→ **Enunciado 1**
Extrae sin cambios, del fragmento sobre el Defensor de la Comunidad Universitaria, el pasaje que empieza con las palabras "La Sociedad, a" y termina con "a lo segundo.".

Sobre el Defensor de la Comunidad Universitaria. Por Miguel Celemín Matachana*

La Sociedad, a la que toda Universidad que se precie de serlo, reconoce siempre servir, se queja en algunas ocasiones, y con no poca razón, del escaso conocimiento que tiene del funcionamiento de tan importante Institución. No se trata de enviar a las redacciones de los periódicos o a las emisoras de radio y televisión resúmenes de la normativa reguladora de su funcionamiento, sino más bien de, por ejemplo, mostrar a la Sociedad que la Universidad tiene una estructura que, bien aprovechada, permitiría que sus titulados no sólo pudieran llegar a ser buenos profesionales, sino también ciudadanos conscientes de la responsabilidad de serlo, algo que se hace especialmente apreciable ante el deterioro actual del sistema educativo y por ende, también del sistema político, porque yo creo que lo primero conduce a lo segundo.

→ **Listados de regiones y etiquetas**
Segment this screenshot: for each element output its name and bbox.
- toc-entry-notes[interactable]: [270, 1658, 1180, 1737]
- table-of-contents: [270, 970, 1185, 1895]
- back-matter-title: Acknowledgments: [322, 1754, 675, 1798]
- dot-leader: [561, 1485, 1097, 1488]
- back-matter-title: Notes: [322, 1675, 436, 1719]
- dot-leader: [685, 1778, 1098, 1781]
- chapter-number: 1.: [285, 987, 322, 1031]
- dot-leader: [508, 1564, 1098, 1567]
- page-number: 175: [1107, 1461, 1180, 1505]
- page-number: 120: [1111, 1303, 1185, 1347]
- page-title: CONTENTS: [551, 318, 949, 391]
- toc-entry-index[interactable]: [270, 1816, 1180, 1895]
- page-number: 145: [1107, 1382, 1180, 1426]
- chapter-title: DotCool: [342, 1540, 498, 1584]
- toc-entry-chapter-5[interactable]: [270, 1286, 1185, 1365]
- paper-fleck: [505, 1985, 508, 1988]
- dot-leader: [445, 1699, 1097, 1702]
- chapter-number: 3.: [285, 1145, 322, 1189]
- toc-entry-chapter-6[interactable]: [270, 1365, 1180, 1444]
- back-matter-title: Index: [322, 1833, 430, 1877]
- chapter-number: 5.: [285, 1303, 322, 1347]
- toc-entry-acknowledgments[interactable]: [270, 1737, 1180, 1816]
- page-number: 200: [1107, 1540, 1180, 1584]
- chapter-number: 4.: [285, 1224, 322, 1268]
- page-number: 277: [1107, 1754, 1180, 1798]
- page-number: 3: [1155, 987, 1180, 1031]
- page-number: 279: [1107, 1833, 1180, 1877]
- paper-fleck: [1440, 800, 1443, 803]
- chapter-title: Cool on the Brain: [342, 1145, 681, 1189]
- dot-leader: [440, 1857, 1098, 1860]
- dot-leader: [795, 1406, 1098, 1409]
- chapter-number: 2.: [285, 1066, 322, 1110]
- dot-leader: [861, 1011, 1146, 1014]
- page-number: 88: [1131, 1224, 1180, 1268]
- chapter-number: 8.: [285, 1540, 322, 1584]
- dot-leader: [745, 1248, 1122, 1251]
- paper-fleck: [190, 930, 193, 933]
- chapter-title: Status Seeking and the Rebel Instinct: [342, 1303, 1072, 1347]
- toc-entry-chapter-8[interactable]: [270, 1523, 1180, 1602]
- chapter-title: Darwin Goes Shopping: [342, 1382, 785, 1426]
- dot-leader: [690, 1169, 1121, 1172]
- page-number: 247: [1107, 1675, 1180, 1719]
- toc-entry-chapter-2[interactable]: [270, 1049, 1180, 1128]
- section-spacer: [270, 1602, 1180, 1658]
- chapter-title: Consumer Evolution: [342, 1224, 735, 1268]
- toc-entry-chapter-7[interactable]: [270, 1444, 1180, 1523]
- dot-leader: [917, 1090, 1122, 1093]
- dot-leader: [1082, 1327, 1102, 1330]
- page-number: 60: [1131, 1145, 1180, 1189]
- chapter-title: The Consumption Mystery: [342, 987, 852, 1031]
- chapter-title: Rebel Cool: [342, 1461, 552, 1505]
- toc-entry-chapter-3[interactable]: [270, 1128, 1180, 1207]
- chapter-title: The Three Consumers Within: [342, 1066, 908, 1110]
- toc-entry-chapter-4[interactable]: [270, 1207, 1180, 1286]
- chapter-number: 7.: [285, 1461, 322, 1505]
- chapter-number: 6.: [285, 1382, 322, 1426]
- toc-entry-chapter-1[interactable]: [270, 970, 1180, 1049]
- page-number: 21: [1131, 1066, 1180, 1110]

→ **Enunciado 2**
Cuenta las líneas de las filas que contienen la cadena "title" y responde solo con el número.

→ **Resultado 1**
La Sociedad, a la que toda Universidad que se precie de serlo, reconoce siempre servir, se queja en algunas ocasiones, y con no poca razón, del escaso conocimiento que tiene del funcionamiento de tan importante Institución. No se trata de enviar a las redacciones de los periódicos o a las emisoras de radio y televisión resúmenes de la normativa reguladora de su funcionamiento, sino más bien de, por ejemplo, mostrar a la Sociedad que la Universidad tiene una estructura que, bien aprovechada, permitiría que sus titulados no sólo pudieran llegar a ser buenos profesionales, sino también ciudadanos conscientes de la responsabilidad de serlo, algo que se hace especialmente apreciable ante el deterioro actual del sistema educativo y por ende, también del sistema político, porque yo creo que lo primero conduce a lo segundo.

→ **Resultado 2**
12